* _Data to process_:
---

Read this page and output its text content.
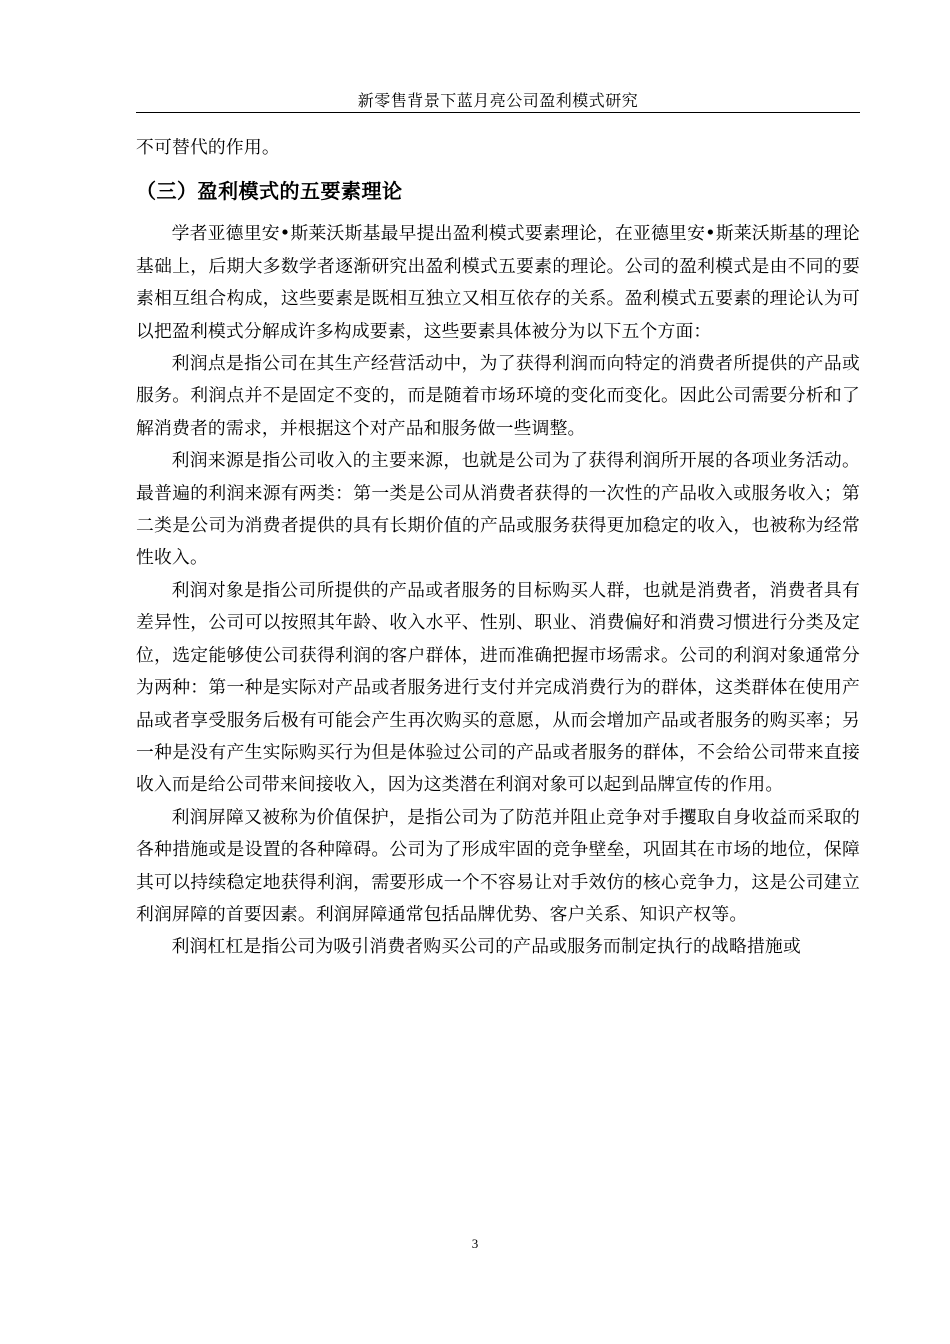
新零售背景下蓝月亮公司盈利模式研究

不可替代的作用。

（三）盈利模式的五要素理论

学者亚德里安•斯莱沃斯基最早提出盈利模式要素理论，在亚德里安•斯莱沃斯基的理论基础上，后期大多数学者逐渐研究出盈利模式五要素的理论。公司的盈利模式是由不同的要素相互组合构成，这些要素是既相互独立又相互依存的关系。盈利模式五要素的理论认为可以把盈利模式分解成许多构成要素，这些要素具体被分为以下五个方面：

利润点是指公司在其生产经营活动中，为了获得利润而向特定的消费者所提供的产品或服务。利润点并不是固定不变的，而是随着市场环境的变化而变化。因此公司需要分析和了解消费者的需求，并根据这个对产品和服务做一些调整。

利润来源是指公司收入的主要来源，也就是公司为了获得利润所开展的各项业务活动。最普遍的利润来源有两类：第一类是公司从消费者获得的一次性的产品收入或服务收入；第二类是公司为消费者提供的具有长期价值的产品或服务获得更加稳定的收入，也被称为经常性收入。

利润对象是指公司所提供的产品或者服务的目标购买人群，也就是消费者，消费者具有差异性，公司可以按照其年龄、收入水平、性别、职业、消费偏好和消费习惯进行分类及定位，选定能够使公司获得利润的客户群体，进而准确把握市场需求。公司的利润对象通常分为两种：第一种是实际对产品或者服务进行支付并完成消费行为的群体，这类群体在使用产品或者享受服务后极有可能会产生再次购买的意愿，从而会增加产品或者服务的购买率；另一种是没有产生实际购买行为但是体验过公司的产品或者服务的群体，不会给公司带来直接收入而是给公司带来间接收入，因为这类潜在利润对象可以起到品牌宣传的作用。

利润屏障又被称为价值保护，是指公司为了防范并阻止竞争对手攫取自身收益而采取的各种措施或是设置的各种障碍。公司为了形成牢固的竞争壁垒，巩固其在市场的地位，保障其可以持续稳定地获得利润，需要形成一个不容易让对手效仿的核心竞争力，这是公司建立利润屏障的首要因素。利润屏障通常包括品牌优势、客户关系、知识产权等。

利润杠杠是指公司为吸引消费者购买公司的产品或服务而制定执行的战略措施或

3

---

* _Task directions_:
Word for word, quote the full listing, omitting every picture.

* _The response_:
Read this page and output its text content.
新零售背景下蓝月亮公司盈利模式研究

不可替代的作用。

（三）盈利模式的五要素理论

学者亚德里安•斯莱沃斯基最早提出盈利模式要素理论，在亚德里安•斯莱沃斯基的理论基础上，后期大多数学者逐渐研究出盈利模式五要素的理论。公司的盈利模式是由不同的要素相互组合构成，这些要素是既相互独立又相互依存的关系。盈利模式五要素的理论认为可以把盈利模式分解成许多构成要素，这些要素具体被分为以下五个方面：

利润点是指公司在其生产经营活动中，为了获得利润而向特定的消费者所提供的产品或服务。利润点并不是固定不变的，而是随着市场环境的变化而变化。因此公司需要分析和了解消费者的需求，并根据这个对产品和服务做一些调整。

利润来源是指公司收入的主要来源，也就是公司为了获得利润所开展的各项业务活动。最普遍的利润来源有两类：第一类是公司从消费者获得的一次性的产品收入或服务收入；第二类是公司为消费者提供的具有长期价值的产品或服务获得更加稳定的收入，也被称为经常性收入。

利润对象是指公司所提供的产品或者服务的目标购买人群，也就是消费者，消费者具有差异性，公司可以按照其年龄、收入水平、性别、职业、消费偏好和消费习惯进行分类及定位，选定能够使公司获得利润的客户群体，进而准确把握市场需求。公司的利润对象通常分为两种：第一种是实际对产品或者服务进行支付并完成消费行为的群体，这类群体在使用产品或者享受服务后极有可能会产生再次购买的意愿，从而会增加产品或者服务的购买率；另一种是没有产生实际购买行为但是体验过公司的产品或者服务的群体，不会给公司带来直接收入而是给公司带来间接收入，因为这类潜在利润对象可以起到品牌宣传的作用。

利润屏障又被称为价值保护，是指公司为了防范并阻止竞争对手攫取自身收益而采取的各种措施或是设置的各种障碍。公司为了形成牢固的竞争壁垒，巩固其在市场的地位，保障其可以持续稳定地获得利润，需要形成一个不容易让对手效仿的核心竞争力，这是公司建立利润屏障的首要因素。利润屏障通常包括品牌优势、客户关系、知识产权等。

利润杠杠是指公司为吸引消费者购买公司的产品或服务而制定执行的战略措施或

3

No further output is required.